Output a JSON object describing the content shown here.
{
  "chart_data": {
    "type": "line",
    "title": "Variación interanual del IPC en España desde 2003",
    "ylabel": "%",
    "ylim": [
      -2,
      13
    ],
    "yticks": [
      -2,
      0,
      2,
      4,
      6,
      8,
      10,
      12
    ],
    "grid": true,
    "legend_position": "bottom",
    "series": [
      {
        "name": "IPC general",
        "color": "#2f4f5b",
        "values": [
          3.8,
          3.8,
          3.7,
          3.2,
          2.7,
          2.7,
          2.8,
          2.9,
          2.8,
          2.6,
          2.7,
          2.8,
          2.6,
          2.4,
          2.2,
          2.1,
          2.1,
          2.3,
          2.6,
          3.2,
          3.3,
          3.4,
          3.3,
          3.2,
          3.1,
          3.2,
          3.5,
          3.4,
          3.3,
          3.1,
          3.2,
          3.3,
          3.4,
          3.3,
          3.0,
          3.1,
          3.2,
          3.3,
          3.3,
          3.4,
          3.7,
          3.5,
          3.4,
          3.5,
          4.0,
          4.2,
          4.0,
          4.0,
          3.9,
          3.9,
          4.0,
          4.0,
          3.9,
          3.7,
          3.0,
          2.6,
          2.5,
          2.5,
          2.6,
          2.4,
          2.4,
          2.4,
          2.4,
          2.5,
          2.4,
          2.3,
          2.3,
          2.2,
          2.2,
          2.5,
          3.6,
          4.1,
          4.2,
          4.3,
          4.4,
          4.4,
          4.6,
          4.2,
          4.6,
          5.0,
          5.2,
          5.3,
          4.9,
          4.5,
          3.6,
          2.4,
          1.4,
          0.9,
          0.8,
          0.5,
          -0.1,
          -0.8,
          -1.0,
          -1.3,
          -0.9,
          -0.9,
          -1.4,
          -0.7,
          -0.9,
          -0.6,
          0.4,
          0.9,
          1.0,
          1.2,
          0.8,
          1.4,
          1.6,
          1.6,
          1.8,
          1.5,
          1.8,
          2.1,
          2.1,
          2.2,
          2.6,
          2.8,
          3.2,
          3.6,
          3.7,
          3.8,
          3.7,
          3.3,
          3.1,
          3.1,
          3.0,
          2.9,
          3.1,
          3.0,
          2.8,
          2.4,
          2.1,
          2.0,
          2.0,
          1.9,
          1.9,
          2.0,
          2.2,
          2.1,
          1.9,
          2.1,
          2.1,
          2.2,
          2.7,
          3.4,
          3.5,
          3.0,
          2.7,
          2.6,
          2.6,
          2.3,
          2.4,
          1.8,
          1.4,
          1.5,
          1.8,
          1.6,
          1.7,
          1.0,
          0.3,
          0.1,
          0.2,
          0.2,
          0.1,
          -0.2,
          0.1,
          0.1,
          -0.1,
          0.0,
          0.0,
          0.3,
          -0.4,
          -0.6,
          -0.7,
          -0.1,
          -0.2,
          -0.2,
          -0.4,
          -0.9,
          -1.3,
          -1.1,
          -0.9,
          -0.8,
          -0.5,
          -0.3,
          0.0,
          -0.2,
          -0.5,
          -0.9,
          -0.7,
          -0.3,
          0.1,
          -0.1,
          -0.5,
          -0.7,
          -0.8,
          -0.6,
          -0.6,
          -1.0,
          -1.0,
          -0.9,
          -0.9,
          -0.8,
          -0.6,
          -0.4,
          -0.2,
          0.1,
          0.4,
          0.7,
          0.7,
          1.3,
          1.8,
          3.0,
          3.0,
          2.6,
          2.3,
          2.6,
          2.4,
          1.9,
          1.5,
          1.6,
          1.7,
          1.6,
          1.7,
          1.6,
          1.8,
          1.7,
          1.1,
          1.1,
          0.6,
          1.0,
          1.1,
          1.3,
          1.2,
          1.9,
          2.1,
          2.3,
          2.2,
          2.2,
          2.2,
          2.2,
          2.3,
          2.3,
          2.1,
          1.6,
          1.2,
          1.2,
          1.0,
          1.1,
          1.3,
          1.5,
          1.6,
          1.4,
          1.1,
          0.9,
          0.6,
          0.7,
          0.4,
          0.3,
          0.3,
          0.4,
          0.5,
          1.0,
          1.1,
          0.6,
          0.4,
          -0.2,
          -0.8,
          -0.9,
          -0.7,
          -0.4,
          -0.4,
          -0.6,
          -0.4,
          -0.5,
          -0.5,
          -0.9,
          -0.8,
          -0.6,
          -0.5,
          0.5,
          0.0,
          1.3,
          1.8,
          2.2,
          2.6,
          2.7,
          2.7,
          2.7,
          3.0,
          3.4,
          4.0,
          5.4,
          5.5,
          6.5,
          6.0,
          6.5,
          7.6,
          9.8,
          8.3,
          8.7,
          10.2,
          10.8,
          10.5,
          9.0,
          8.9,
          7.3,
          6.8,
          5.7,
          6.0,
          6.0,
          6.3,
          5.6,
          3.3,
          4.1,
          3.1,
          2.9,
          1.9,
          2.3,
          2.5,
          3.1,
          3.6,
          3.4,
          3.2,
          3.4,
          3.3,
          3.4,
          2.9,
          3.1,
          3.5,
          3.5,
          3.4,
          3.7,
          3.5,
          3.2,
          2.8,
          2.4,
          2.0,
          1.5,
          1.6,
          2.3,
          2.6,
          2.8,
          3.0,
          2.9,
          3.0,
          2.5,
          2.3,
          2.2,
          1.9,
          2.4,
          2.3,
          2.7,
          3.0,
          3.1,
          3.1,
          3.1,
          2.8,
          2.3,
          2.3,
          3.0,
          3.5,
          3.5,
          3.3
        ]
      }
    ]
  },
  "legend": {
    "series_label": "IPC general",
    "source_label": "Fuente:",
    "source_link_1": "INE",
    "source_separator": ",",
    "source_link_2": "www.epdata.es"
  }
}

◆ ◆ ◆ ◆

> **TASK REQUIREMENTS**
Give all of the entries again, word for word.

> **EXERCISE SOLUTION**
Output a JSON object describing the content shown here.
{
  "chart_data": {
    "type": "line",
    "title": "Variación interanual del IPC en España desde 2003",
    "ylabel": "%",
    "ylim": [
      -2,
      13
    ],
    "yticks": [
      -2,
      0,
      2,
      4,
      6,
      8,
      10,
      12
    ],
    "grid": true,
    "legend_position": "bottom",
    "series": [
      {
        "name": "IPC general",
        "color": "#2f4f5b",
        "values": [
          3.8,
          3.8,
          3.7,
          3.2,
          2.7,
          2.7,
          2.8,
          2.9,
          2.8,
          2.6,
          2.7,
          2.8,
          2.6,
          2.4,
          2.2,
          2.1,
          2.1,
          2.3,
          2.6,
          3.2,
          3.3,
          3.4,
          3.3,
          3.2,
          3.1,
          3.2,
          3.5,
          3.4,
          3.3,
          3.1,
          3.2,
          3.3,
          3.4,
          3.3,
          3.0,
          3.1,
          3.2,
          3.3,
          3.3,
          3.4,
          3.7,
          3.5,
          3.4,
          3.5,
          4.0,
          4.2,
          4.0,
          4.0,
          3.9,
          3.9,
          4.0,
          4.0,
          3.9,
          3.7,
          3.0,
          2.6,
          2.5,
          2.5,
          2.6,
          2.4,
          2.4,
          2.4,
          2.4,
          2.5,
          2.4,
          2.3,
          2.3,
          2.2,
          2.2,
          2.5,
          3.6,
          4.1,
          4.2,
          4.3,
          4.4,
          4.4,
          4.6,
          4.2,
          4.6,
          5.0,
          5.2,
          5.3,
          4.9,
          4.5,
          3.6,
          2.4,
          1.4,
          0.9,
          0.8,
          0.5,
          -0.1,
          -0.8,
          -1.0,
          -1.3,
          -0.9,
          -0.9,
          -1.4,
          -0.7,
          -0.9,
          -0.6,
          0.4,
          0.9,
          1.0,
          1.2,
          0.8,
          1.4,
          1.6,
          1.6,
          1.8,
          1.5,
          1.8,
          2.1,
          2.1,
          2.2,
          2.6,
          2.8,
          3.2,
          3.6,
          3.7,
          3.8,
          3.7,
          3.3,
          3.1,
          3.1,
          3.0,
          2.9,
          3.1,
          3.0,
          2.8,
          2.4,
          2.1,
          2.0,
          2.0,
          1.9,
          1.9,
          2.0,
          2.2,
          2.1,
          1.9,
          2.1,
          2.1,
          2.2,
          2.7,
          3.4,
          3.5,
          3.0,
          2.7,
          2.6,
          2.6,
          2.3,
          2.4,
          1.8,
          1.4,
          1.5,
          1.8,
          1.6,
          1.7,
          1.0,
          0.3,
          0.1,
          0.2,
          0.2,
          0.1,
          -0.2,
          0.1,
          0.1,
          -0.1,
          0.0,
          0.0,
          0.3,
          -0.4,
          -0.6,
          -0.7,
          -0.1,
          -0.2,
          -0.2,
          -0.4,
          -0.9,
          -1.3,
          -1.1,
          -0.9,
          -0.8,
          -0.5,
          -0.3,
          0.0,
          -0.2,
          -0.5,
          -0.9,
          -0.7,
          -0.3,
          0.1,
          -0.1,
          -0.5,
          -0.7,
          -0.8,
          -0.6,
          -0.6,
          -1.0,
          -1.0,
          -0.9,
          -0.9,
          -0.8,
          -0.6,
          -0.4,
          -0.2,
          0.1,
          0.4,
          0.7,
          0.7,
          1.3,
          1.8,
          3.0,
          3.0,
          2.6,
          2.3,
          2.6,
          2.4,
          1.9,
          1.5,
          1.6,
          1.7,
          1.6,
          1.7,
          1.6,
          1.8,
          1.7,
          1.1,
          1.1,
          0.6,
          1.0,
          1.1,
          1.3,
          1.2,
          1.9,
          2.1,
          2.3,
          2.2,
          2.2,
          2.2,
          2.2,
          2.3,
          2.3,
          2.1,
          1.6,
          1.2,
          1.2,
          1.0,
          1.1,
          1.3,
          1.5,
          1.6,
          1.4,
          1.1,
          0.9,
          0.6,
          0.7,
          0.4,
          0.3,
          0.3,
          0.4,
          0.5,
          1.0,
          1.1,
          0.6,
          0.4,
          -0.2,
          -0.8,
          -0.9,
          -0.7,
          -0.4,
          -0.4,
          -0.6,
          -0.4,
          -0.5,
          -0.5,
          -0.9,
          -0.8,
          -0.6,
          -0.5,
          0.5,
          0.0,
          1.3,
          1.8,
          2.2,
          2.6,
          2.7,
          2.7,
          2.7,
          3.0,
          3.4,
          4.0,
          5.4,
          5.5,
          6.5,
          6.0,
          6.5,
          7.6,
          9.8,
          8.3,
          8.7,
          10.2,
          10.8,
          10.5,
          9.0,
          8.9,
          7.3,
          6.8,
          5.7,
          6.0,
          6.0,
          6.3,
          5.6,
          3.3,
          4.1,
          3.1,
          2.9,
          1.9,
          2.3,
          2.5,
          3.1,
          3.6,
          3.4,
          3.2,
          3.4,
          3.3,
          3.4,
          2.9,
          3.1,
          3.5,
          3.5,
          3.4,
          3.7,
          3.5,
          3.2,
          2.8,
          2.4,
          2.0,
          1.5,
          1.6,
          2.3,
          2.6,
          2.8,
          3.0,
          2.9,
          3.0,
          2.5,
          2.3,
          2.2,
          1.9,
          2.4,
          2.3,
          2.7,
          3.0,
          3.1,
          3.1,
          3.1,
          2.8,
          2.3,
          2.3,
          3.0,
          3.5,
          3.5,
          3.3
        ]
      }
    ]
  },
  "legend": {
    "series_label": "IPC general",
    "source_label": "Fuente:",
    "source_link_1": "INE",
    "source_separator": ",",
    "source_link_2": "www.epdata.es"
  }
}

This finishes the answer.